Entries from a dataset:
==*==

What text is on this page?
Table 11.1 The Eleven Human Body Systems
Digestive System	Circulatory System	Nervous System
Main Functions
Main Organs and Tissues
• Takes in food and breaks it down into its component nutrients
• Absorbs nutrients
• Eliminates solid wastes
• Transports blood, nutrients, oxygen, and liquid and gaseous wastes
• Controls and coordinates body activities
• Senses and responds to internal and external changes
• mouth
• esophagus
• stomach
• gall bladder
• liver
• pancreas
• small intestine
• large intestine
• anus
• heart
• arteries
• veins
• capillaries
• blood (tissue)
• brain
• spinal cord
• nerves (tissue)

==*==

| Task details |
Looking at the entries above, say how many lines contain the word "blood". Only the number is wanted.

| Solution to this problem |
2